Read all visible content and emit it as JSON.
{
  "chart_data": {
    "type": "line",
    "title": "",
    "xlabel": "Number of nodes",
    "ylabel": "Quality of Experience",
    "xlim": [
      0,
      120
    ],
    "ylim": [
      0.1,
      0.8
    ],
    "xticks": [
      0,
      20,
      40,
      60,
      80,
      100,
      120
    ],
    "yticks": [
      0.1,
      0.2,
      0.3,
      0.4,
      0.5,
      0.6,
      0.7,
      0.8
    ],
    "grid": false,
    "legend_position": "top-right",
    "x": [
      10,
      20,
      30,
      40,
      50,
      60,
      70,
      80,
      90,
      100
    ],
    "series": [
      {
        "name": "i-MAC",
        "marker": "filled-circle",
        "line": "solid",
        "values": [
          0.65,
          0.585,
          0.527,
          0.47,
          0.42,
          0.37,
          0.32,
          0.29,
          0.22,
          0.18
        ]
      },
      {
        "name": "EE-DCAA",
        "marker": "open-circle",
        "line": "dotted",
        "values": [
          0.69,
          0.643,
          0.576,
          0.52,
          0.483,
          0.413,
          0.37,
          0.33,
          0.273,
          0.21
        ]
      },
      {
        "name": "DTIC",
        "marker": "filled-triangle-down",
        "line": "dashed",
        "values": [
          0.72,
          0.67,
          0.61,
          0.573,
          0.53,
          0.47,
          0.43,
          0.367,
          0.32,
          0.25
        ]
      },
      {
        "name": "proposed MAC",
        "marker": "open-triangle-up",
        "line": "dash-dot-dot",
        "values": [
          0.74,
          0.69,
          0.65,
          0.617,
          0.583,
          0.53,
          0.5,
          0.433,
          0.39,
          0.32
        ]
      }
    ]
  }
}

_ _ _ _

- _WORK INSTRUCTIONS_
Restate the listing in full, word for word.

- _FINISHED EXERCISE_
Read all visible content and emit it as JSON.
{
  "chart_data": {
    "type": "line",
    "title": "",
    "xlabel": "Number of nodes",
    "ylabel": "Quality of Experience",
    "xlim": [
      0,
      120
    ],
    "ylim": [
      0.1,
      0.8
    ],
    "xticks": [
      0,
      20,
      40,
      60,
      80,
      100,
      120
    ],
    "yticks": [
      0.1,
      0.2,
      0.3,
      0.4,
      0.5,
      0.6,
      0.7,
      0.8
    ],
    "grid": false,
    "legend_position": "top-right",
    "x": [
      10,
      20,
      30,
      40,
      50,
      60,
      70,
      80,
      90,
      100
    ],
    "series": [
      {
        "name": "i-MAC",
        "marker": "filled-circle",
        "line": "solid",
        "values": [
          0.65,
          0.585,
          0.527,
          0.47,
          0.42,
          0.37,
          0.32,
          0.29,
          0.22,
          0.18
        ]
      },
      {
        "name": "EE-DCAA",
        "marker": "open-circle",
        "line": "dotted",
        "values": [
          0.69,
          0.643,
          0.576,
          0.52,
          0.483,
          0.413,
          0.37,
          0.33,
          0.273,
          0.21
        ]
      },
      {
        "name": "DTIC",
        "marker": "filled-triangle-down",
        "line": "dashed",
        "values": [
          0.72,
          0.67,
          0.61,
          0.573,
          0.53,
          0.47,
          0.43,
          0.367,
          0.32,
          0.25
        ]
      },
      {
        "name": "proposed MAC",
        "marker": "open-triangle-up",
        "line": "dash-dot-dot",
        "values": [
          0.74,
          0.69,
          0.65,
          0.617,
          0.583,
          0.53,
          0.5,
          0.433,
          0.39,
          0.32
        ]
      }
    ]
  }
}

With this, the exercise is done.